**Set exercise:** Please copy every one of the items below, reproducing each line character for character.

Raw records:
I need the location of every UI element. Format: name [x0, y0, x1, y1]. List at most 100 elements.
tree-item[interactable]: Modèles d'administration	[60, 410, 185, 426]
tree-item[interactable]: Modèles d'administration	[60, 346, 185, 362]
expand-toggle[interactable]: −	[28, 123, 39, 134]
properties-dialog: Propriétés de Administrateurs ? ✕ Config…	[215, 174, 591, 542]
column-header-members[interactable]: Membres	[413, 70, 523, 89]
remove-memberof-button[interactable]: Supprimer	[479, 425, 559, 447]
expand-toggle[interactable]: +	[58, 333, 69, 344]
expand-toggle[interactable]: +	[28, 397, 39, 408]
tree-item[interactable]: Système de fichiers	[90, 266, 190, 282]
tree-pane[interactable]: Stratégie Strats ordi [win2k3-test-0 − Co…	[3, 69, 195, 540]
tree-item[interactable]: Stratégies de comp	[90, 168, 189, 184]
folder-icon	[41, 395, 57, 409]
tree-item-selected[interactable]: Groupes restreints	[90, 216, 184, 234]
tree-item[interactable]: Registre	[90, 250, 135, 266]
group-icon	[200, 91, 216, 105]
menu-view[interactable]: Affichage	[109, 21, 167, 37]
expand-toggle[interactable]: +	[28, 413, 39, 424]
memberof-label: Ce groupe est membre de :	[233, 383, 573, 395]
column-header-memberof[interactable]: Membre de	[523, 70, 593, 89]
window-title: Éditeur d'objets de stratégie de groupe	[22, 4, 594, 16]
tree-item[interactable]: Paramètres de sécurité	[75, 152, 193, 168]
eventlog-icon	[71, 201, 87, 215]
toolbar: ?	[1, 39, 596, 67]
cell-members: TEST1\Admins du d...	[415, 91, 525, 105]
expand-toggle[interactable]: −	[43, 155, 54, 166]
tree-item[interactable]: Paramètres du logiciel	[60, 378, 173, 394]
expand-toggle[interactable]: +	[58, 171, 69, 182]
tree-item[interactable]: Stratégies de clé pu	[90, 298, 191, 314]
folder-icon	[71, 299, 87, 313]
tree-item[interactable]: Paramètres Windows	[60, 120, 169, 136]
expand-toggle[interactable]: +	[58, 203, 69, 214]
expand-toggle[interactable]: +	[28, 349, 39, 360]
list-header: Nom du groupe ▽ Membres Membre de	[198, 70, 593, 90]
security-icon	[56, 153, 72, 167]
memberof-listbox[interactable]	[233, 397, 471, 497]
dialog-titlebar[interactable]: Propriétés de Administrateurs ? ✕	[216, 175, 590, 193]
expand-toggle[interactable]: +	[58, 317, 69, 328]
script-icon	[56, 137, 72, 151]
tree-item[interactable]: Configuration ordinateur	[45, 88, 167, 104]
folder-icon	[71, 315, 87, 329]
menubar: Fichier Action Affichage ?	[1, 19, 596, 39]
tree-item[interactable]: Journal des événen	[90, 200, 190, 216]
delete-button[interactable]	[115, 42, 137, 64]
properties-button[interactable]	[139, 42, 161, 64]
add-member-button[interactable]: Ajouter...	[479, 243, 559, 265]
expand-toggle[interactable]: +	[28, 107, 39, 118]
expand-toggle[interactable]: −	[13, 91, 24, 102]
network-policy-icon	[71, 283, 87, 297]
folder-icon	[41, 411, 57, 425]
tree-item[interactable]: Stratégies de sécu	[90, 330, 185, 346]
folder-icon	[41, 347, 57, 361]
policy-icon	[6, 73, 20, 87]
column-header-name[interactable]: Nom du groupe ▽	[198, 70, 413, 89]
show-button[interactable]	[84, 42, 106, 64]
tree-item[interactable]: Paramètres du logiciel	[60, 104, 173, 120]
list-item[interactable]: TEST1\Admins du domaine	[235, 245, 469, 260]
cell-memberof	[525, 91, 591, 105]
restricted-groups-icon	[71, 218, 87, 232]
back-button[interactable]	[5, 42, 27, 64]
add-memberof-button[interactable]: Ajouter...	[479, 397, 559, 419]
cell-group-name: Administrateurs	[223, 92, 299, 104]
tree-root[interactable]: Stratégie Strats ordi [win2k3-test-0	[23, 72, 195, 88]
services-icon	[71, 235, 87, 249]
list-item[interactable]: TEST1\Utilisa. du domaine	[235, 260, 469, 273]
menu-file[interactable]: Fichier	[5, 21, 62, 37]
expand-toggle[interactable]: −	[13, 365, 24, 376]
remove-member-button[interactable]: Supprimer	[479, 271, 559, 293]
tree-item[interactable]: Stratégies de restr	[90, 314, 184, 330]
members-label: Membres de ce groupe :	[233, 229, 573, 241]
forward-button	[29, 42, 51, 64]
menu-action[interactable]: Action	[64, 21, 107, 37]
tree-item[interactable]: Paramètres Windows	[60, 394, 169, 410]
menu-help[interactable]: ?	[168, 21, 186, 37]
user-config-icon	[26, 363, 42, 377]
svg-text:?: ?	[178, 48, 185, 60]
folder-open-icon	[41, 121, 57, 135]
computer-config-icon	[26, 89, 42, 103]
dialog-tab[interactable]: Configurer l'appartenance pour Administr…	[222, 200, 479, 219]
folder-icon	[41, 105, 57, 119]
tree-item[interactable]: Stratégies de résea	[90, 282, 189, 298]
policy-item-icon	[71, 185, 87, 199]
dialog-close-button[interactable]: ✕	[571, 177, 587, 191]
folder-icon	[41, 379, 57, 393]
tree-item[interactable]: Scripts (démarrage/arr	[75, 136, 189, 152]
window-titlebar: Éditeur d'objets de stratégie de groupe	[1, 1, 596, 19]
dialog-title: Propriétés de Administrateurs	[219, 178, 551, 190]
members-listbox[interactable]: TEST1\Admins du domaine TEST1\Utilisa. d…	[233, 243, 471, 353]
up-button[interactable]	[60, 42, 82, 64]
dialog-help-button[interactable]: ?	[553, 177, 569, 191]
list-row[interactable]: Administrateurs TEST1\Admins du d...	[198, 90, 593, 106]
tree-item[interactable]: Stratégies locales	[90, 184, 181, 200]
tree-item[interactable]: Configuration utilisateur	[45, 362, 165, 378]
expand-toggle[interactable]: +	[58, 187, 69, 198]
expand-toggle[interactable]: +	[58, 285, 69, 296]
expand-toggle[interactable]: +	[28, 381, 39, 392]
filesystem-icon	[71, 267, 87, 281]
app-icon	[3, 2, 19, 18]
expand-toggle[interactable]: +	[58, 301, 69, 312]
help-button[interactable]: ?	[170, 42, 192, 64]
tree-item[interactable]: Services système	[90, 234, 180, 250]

**The reply:**
I need the location of every UI element. Format: name [x0, y0, x1, y1]. List at most 100 elements.
tree-item[interactable]: Modèles d'administration	[60, 410, 185, 426]
tree-item[interactable]: Modèles d'administration	[60, 346, 185, 362]
expand-toggle[interactable]: −	[28, 123, 39, 134]
properties-dialog: Propriétés de Administrateurs ? ✕ Config…	[215, 174, 591, 542]
column-header-members[interactable]: Membres	[413, 70, 523, 89]
remove-memberof-button[interactable]: Supprimer	[479, 425, 559, 447]
expand-toggle[interactable]: +	[58, 333, 69, 344]
expand-toggle[interactable]: +	[28, 397, 39, 408]
tree-item[interactable]: Système de fichiers	[90, 266, 190, 282]
tree-pane[interactable]: Stratégie Strats ordi [win2k3-test-0 − Co…	[3, 69, 195, 540]
tree-item[interactable]: Stratégies de comp	[90, 168, 189, 184]
folder-icon	[41, 395, 57, 409]
tree-item-selected[interactable]: Groupes restreints	[90, 216, 184, 234]
tree-item[interactable]: Registre	[90, 250, 135, 266]
group-icon	[200, 91, 216, 105]
menu-view[interactable]: Affichage	[109, 21, 167, 37]
expand-toggle[interactable]: +	[28, 413, 39, 424]
memberof-label: Ce groupe est membre de :	[233, 383, 573, 395]
column-header-memberof[interactable]: Membre de	[523, 70, 593, 89]
window-title: Éditeur d'objets de stratégie de groupe	[22, 4, 594, 16]
tree-item[interactable]: Paramètres de sécurité	[75, 152, 193, 168]
eventlog-icon	[71, 201, 87, 215]
toolbar: ?	[1, 39, 596, 67]
cell-members: TEST1\Admins du d...	[415, 91, 525, 105]
expand-toggle[interactable]: −	[43, 155, 54, 166]
tree-item[interactable]: Paramètres du logiciel	[60, 378, 173, 394]
expand-toggle[interactable]: +	[58, 171, 69, 182]
tree-item[interactable]: Stratégies de clé pu	[90, 298, 191, 314]
folder-icon	[71, 299, 87, 313]
tree-item[interactable]: Paramètres Windows	[60, 120, 169, 136]
expand-toggle[interactable]: +	[58, 203, 69, 214]
expand-toggle[interactable]: +	[28, 349, 39, 360]
list-header: Nom du groupe ▽ Membres Membre de	[198, 70, 593, 90]
security-icon	[56, 153, 72, 167]
memberof-listbox[interactable]	[233, 397, 471, 497]
dialog-titlebar[interactable]: Propriétés de Administrateurs ? ✕	[216, 175, 590, 193]
expand-toggle[interactable]: +	[58, 317, 69, 328]
script-icon	[56, 137, 72, 151]
tree-item[interactable]: Configuration ordinateur	[45, 88, 167, 104]
folder-icon	[71, 315, 87, 329]
menubar: Fichier Action Affichage ?	[1, 19, 596, 39]
tree-item[interactable]: Journal des événen	[90, 200, 190, 216]
delete-button[interactable]	[115, 42, 137, 64]
properties-button[interactable]	[139, 42, 161, 64]
add-member-button[interactable]: Ajouter...	[479, 243, 559, 265]
expand-toggle[interactable]: +	[28, 107, 39, 118]
expand-toggle[interactable]: −	[13, 91, 24, 102]
network-policy-icon	[71, 283, 87, 297]
folder-icon	[41, 411, 57, 425]
tree-item[interactable]: Stratégies de sécu	[90, 330, 185, 346]
folder-icon	[41, 347, 57, 361]
policy-icon	[6, 73, 20, 87]
column-header-name[interactable]: Nom du groupe ▽	[198, 70, 413, 89]
show-button[interactable]	[84, 42, 106, 64]
tree-item[interactable]: Paramètres du logiciel	[60, 104, 173, 120]
list-item[interactable]: TEST1\Admins du domaine	[235, 245, 469, 260]
cell-memberof	[525, 91, 591, 105]
restricted-groups-icon	[71, 218, 87, 232]
back-button[interactable]	[5, 42, 27, 64]
add-memberof-button[interactable]: Ajouter...	[479, 397, 559, 419]
cell-group-name: Administrateurs	[223, 92, 299, 104]
tree-root[interactable]: Stratégie Strats ordi [win2k3-test-0	[23, 72, 195, 88]
services-icon	[71, 235, 87, 249]
list-item[interactable]: TEST1\Utilisa. du domaine	[235, 260, 469, 273]
menu-file[interactable]: Fichier	[5, 21, 62, 37]
expand-toggle[interactable]: −	[13, 365, 24, 376]
remove-member-button[interactable]: Supprimer	[479, 271, 559, 293]
tree-item[interactable]: Stratégies de restr	[90, 314, 184, 330]
members-label: Membres de ce groupe :	[233, 229, 573, 241]
forward-button	[29, 42, 51, 64]
menu-action[interactable]: Action	[64, 21, 107, 37]
tree-item[interactable]: Paramètres Windows	[60, 394, 169, 410]
menu-help[interactable]: ?	[168, 21, 186, 37]
user-config-icon	[26, 363, 42, 377]
svg-text:?: ?	[178, 48, 185, 60]
folder-open-icon	[41, 121, 57, 135]
computer-config-icon	[26, 89, 42, 103]
dialog-tab[interactable]: Configurer l'appartenance pour Administr…	[222, 200, 479, 219]
folder-icon	[41, 105, 57, 119]
tree-item[interactable]: Stratégies de résea	[90, 282, 189, 298]
policy-item-icon	[71, 185, 87, 199]
dialog-close-button[interactable]: ✕	[571, 177, 587, 191]
folder-icon	[41, 379, 57, 393]
tree-item[interactable]: Scripts (démarrage/arr	[75, 136, 189, 152]
window-titlebar: Éditeur d'objets de stratégie de groupe	[1, 1, 596, 19]
dialog-title: Propriétés de Administrateurs	[219, 178, 551, 190]
members-listbox[interactable]: TEST1\Admins du domaine TEST1\Utilisa. d…	[233, 243, 471, 353]
up-button[interactable]	[60, 42, 82, 64]
dialog-help-button[interactable]: ?	[553, 177, 569, 191]
list-row[interactable]: Administrateurs TEST1\Admins du d...	[198, 90, 593, 106]
tree-item[interactable]: Stratégies locales	[90, 184, 181, 200]
tree-item[interactable]: Configuration utilisateur	[45, 362, 165, 378]
expand-toggle[interactable]: +	[58, 187, 69, 198]
expand-toggle[interactable]: +	[58, 285, 69, 296]
expand-toggle[interactable]: +	[28, 381, 39, 392]
filesystem-icon	[71, 267, 87, 281]
app-icon	[3, 2, 19, 18]
expand-toggle[interactable]: +	[58, 301, 69, 312]
help-button[interactable]: ?	[170, 42, 192, 64]
tree-item[interactable]: Services système	[90, 234, 180, 250]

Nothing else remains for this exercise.